### [PROVIDED DATA]
#####

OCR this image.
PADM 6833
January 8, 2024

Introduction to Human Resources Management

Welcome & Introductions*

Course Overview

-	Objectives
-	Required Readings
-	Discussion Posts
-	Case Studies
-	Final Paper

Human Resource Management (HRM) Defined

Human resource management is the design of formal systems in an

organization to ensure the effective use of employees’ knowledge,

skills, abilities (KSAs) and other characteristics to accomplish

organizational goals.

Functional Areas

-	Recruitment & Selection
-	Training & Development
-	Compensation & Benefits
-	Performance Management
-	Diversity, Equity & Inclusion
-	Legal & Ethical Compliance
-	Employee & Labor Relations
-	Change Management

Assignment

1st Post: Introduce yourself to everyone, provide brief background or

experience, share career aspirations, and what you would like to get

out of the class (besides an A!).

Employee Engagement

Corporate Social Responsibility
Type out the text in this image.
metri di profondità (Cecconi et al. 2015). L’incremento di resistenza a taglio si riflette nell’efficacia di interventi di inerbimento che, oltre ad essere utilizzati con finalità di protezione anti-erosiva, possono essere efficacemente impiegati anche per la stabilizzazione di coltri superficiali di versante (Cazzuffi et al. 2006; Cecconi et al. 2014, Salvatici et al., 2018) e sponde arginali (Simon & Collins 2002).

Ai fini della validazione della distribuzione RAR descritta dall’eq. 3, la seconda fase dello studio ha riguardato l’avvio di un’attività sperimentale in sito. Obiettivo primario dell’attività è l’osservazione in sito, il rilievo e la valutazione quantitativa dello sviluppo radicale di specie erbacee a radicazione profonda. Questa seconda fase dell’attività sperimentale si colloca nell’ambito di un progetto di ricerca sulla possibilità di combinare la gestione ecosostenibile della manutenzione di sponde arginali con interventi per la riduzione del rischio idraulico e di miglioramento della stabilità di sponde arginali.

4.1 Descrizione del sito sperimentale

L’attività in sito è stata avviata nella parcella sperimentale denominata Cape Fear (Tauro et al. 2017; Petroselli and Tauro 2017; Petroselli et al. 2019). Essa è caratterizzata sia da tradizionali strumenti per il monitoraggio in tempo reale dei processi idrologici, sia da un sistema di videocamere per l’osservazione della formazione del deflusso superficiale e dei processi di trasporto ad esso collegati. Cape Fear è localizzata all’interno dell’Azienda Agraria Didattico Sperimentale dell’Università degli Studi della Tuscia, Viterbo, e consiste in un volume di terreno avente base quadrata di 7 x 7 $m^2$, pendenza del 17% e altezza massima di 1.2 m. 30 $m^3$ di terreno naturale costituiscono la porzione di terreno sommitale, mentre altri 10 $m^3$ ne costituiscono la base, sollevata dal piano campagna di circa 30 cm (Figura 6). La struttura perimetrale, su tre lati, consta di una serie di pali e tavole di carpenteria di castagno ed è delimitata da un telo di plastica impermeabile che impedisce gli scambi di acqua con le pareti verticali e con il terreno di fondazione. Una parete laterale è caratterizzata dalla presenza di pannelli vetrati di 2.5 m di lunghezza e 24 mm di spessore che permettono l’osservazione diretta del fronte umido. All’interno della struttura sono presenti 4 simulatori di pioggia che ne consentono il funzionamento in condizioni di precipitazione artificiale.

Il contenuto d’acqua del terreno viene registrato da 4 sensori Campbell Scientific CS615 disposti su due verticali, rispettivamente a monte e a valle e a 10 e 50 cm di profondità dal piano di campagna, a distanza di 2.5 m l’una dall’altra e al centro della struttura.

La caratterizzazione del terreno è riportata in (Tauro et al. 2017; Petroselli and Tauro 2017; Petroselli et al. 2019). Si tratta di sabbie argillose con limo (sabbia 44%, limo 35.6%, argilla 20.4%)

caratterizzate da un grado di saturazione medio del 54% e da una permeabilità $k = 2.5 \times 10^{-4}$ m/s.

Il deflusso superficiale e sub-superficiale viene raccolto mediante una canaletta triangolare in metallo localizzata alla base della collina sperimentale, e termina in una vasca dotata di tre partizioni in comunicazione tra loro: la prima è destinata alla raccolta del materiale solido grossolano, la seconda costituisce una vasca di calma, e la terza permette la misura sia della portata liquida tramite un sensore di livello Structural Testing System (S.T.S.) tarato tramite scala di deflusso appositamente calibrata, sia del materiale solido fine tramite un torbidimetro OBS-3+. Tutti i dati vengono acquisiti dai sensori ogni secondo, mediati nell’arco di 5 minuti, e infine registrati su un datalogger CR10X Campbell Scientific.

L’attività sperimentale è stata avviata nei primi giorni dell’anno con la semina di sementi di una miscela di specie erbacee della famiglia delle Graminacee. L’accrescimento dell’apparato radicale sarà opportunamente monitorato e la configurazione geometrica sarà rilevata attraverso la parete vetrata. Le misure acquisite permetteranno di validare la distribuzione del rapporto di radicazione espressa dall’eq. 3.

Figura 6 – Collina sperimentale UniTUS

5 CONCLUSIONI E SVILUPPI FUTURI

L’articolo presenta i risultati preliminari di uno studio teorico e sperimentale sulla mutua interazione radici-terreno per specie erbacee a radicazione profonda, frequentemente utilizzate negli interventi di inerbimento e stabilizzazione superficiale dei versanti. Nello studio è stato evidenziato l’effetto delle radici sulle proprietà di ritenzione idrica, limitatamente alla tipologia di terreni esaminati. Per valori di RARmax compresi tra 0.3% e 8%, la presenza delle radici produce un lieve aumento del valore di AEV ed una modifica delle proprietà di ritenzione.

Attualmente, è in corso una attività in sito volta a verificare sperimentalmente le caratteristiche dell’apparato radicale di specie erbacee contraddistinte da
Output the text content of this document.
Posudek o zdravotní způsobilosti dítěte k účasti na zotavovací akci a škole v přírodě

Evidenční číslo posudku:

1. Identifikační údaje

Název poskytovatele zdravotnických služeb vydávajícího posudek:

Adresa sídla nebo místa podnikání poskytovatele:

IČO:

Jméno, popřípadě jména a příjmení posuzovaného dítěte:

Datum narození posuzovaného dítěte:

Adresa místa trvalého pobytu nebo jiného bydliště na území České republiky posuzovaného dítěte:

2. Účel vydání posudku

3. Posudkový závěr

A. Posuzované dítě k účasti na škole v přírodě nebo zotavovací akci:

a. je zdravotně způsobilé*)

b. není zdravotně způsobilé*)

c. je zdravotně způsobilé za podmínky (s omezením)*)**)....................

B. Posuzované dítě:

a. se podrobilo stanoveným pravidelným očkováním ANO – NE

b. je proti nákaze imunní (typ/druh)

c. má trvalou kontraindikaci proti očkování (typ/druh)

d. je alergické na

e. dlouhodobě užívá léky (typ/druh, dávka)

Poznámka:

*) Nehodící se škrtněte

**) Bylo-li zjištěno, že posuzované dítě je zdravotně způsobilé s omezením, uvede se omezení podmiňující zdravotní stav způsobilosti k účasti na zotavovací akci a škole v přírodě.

#####

### [WHAT THIS TASK INVOLVES]
Locate all lines in the listing above with the word "zdravotní" and copy them.

### [TASK RESPONSE]
Posudek o zdravotní způsobilosti dítěte k účasti na zotavovací akci a škole v přírodě
**) Bylo-li zjištěno, že posuzované dítě je zdravotně způsobilé s omezením, uvede se omezení podmiňující zdravotní stav způsobilosti k účasti na zotavovací akci a škole v přírodě.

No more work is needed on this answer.